[Task directions] Render every entry exactly as it appears.

(Records from a data collection)
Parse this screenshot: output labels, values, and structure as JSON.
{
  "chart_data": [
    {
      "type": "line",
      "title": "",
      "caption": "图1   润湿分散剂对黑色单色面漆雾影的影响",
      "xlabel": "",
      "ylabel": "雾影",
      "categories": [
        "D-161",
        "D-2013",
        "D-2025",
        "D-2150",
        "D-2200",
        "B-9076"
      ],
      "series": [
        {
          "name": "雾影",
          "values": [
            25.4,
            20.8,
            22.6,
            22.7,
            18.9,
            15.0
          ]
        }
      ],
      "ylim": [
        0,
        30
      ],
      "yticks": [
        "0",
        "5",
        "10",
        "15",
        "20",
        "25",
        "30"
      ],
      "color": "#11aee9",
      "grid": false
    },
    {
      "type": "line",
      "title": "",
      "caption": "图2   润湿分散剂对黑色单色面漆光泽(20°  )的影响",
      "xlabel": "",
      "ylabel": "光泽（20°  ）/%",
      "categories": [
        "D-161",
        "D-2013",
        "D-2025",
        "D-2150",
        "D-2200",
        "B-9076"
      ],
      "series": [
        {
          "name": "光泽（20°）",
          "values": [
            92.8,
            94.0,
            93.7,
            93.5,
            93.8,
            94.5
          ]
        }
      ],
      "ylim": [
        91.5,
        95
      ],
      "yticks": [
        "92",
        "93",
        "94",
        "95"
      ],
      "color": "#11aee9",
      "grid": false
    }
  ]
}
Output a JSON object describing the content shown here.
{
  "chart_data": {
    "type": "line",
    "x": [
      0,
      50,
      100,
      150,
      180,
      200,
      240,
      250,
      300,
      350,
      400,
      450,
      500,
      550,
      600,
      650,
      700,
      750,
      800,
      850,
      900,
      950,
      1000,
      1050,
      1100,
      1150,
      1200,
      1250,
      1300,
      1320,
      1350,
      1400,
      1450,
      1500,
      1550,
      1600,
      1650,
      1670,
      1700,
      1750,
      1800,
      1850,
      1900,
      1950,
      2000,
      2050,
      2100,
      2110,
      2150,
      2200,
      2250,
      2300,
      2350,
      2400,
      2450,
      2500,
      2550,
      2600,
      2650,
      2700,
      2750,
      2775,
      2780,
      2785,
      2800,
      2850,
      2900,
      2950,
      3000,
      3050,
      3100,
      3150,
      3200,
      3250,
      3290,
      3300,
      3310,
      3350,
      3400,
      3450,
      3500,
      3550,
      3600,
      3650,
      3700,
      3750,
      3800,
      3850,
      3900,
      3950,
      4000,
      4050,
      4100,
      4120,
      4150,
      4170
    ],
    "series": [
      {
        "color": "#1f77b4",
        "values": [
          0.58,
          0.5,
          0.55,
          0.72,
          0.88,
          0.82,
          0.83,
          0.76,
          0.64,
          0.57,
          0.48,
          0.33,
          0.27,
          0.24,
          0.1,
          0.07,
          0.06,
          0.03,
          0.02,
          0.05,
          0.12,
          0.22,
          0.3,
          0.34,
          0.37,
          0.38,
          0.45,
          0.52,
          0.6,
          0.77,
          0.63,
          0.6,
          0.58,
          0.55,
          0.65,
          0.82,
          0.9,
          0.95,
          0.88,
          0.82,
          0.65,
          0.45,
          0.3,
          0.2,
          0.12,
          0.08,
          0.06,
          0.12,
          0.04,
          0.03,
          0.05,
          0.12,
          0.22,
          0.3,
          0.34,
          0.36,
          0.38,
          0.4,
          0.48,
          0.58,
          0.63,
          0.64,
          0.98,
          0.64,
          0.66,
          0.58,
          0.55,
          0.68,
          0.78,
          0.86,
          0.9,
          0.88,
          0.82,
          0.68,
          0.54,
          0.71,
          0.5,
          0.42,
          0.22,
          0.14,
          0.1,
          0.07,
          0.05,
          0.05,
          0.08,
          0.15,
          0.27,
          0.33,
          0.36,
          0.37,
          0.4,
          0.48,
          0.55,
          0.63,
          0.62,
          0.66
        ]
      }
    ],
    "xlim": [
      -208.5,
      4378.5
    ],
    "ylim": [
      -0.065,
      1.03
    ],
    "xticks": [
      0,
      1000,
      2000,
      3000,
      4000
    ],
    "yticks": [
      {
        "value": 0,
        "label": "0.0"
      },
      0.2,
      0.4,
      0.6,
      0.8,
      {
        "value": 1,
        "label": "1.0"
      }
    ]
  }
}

[Reply to the exercise]
Parse this screenshot: output labels, values, and structure as JSON.
{
  "chart_data": [
    {
      "type": "line",
      "title": "",
      "caption": "图1   润湿分散剂对黑色单色面漆雾影的影响",
      "xlabel": "",
      "ylabel": "雾影",
      "categories": [
        "D-161",
        "D-2013",
        "D-2025",
        "D-2150",
        "D-2200",
        "B-9076"
      ],
      "series": [
        {
          "name": "雾影",
          "values": [
            25.4,
            20.8,
            22.6,
            22.7,
            18.9,
            15.0
          ]
        }
      ],
      "ylim": [
        0,
        30
      ],
      "yticks": [
        "0",
        "5",
        "10",
        "15",
        "20",
        "25",
        "30"
      ],
      "color": "#11aee9",
      "grid": false
    },
    {
      "type": "line",
      "title": "",
      "caption": "图2   润湿分散剂对黑色单色面漆光泽(20°  )的影响",
      "xlabel": "",
      "ylabel": "光泽（20°  ）/%",
      "categories": [
        "D-161",
        "D-2013",
        "D-2025",
        "D-2150",
        "D-2200",
        "B-9076"
      ],
      "series": [
        {
          "name": "光泽（20°）",
          "values": [
            92.8,
            94.0,
            93.7,
            93.5,
            93.8,
            94.5
          ]
        }
      ],
      "ylim": [
        91.5,
        95
      ],
      "yticks": [
        "92",
        "93",
        "94",
        "95"
      ],
      "color": "#11aee9",
      "grid": false
    }
  ]
}
Output a JSON object describing the content shown here.
{
  "chart_data": {
    "type": "line",
    "x": [
      0,
      50,
      100,
      150,
      180,
      200,
      240,
      250,
      300,
      350,
      400,
      450,
      500,
      550,
      600,
      650,
      700,
      750,
      800,
      850,
      900,
      950,
      1000,
      1050,
      1100,
      1150,
      1200,
      1250,
      1300,
      1320,
      1350,
      1400,
      1450,
      1500,
      1550,
      1600,
      1650,
      1670,
      1700,
      1750,
      1800,
      1850,
      1900,
      1950,
      2000,
      2050,
      2100,
      2110,
      2150,
      2200,
      2250,
      2300,
      2350,
      2400,
      2450,
      2500,
      2550,
      2600,
      2650,
      2700,
      2750,
      2775,
      2780,
      2785,
      2800,
      2850,
      2900,
      2950,
      3000,
      3050,
      3100,
      3150,
      3200,
      3250,
      3290,
      3300,
      3310,
      3350,
      3400,
      3450,
      3500,
      3550,
      3600,
      3650,
      3700,
      3750,
      3800,
      3850,
      3900,
      3950,
      4000,
      4050,
      4100,
      4120,
      4150,
      4170
    ],
    "series": [
      {
        "color": "#1f77b4",
        "values": [
          0.58,
          0.5,
          0.55,
          0.72,
          0.88,
          0.82,
          0.83,
          0.76,
          0.64,
          0.57,
          0.48,
          0.33,
          0.27,
          0.24,
          0.1,
          0.07,
          0.06,
          0.03,
          0.02,
          0.05,
          0.12,
          0.22,
          0.3,
          0.34,
          0.37,
          0.38,
          0.45,
          0.52,
          0.6,
          0.77,
          0.63,
          0.6,
          0.58,
          0.55,
          0.65,
          0.82,
          0.9,
          0.95,
          0.88,
          0.82,
          0.65,
          0.45,
          0.3,
          0.2,
          0.12,
          0.08,
          0.06,
          0.12,
          0.04,
          0.03,
          0.05,
          0.12,
          0.22,
          0.3,
          0.34,
          0.36,
          0.38,
          0.4,
          0.48,
          0.58,
          0.63,
          0.64,
          0.98,
          0.64,
          0.66,
          0.58,
          0.55,
          0.68,
          0.78,
          0.86,
          0.9,
          0.88,
          0.82,
          0.68,
          0.54,
          0.71,
          0.5,
          0.42,
          0.22,
          0.14,
          0.1,
          0.07,
          0.05,
          0.05,
          0.08,
          0.15,
          0.27,
          0.33,
          0.36,
          0.37,
          0.4,
          0.48,
          0.55,
          0.63,
          0.62,
          0.66
        ]
      }
    ],
    "xlim": [
      -208.5,
      4378.5
    ],
    "ylim": [
      -0.065,
      1.03
    ],
    "xticks": [
      0,
      1000,
      2000,
      3000,
      4000
    ],
    "yticks": [
      {
        "value": 0,
        "label": "0.0"
      },
      0.2,
      0.4,
      0.6,
      0.8,
      {
        "value": 1,
        "label": "1.0"
      }
    ]
  }
}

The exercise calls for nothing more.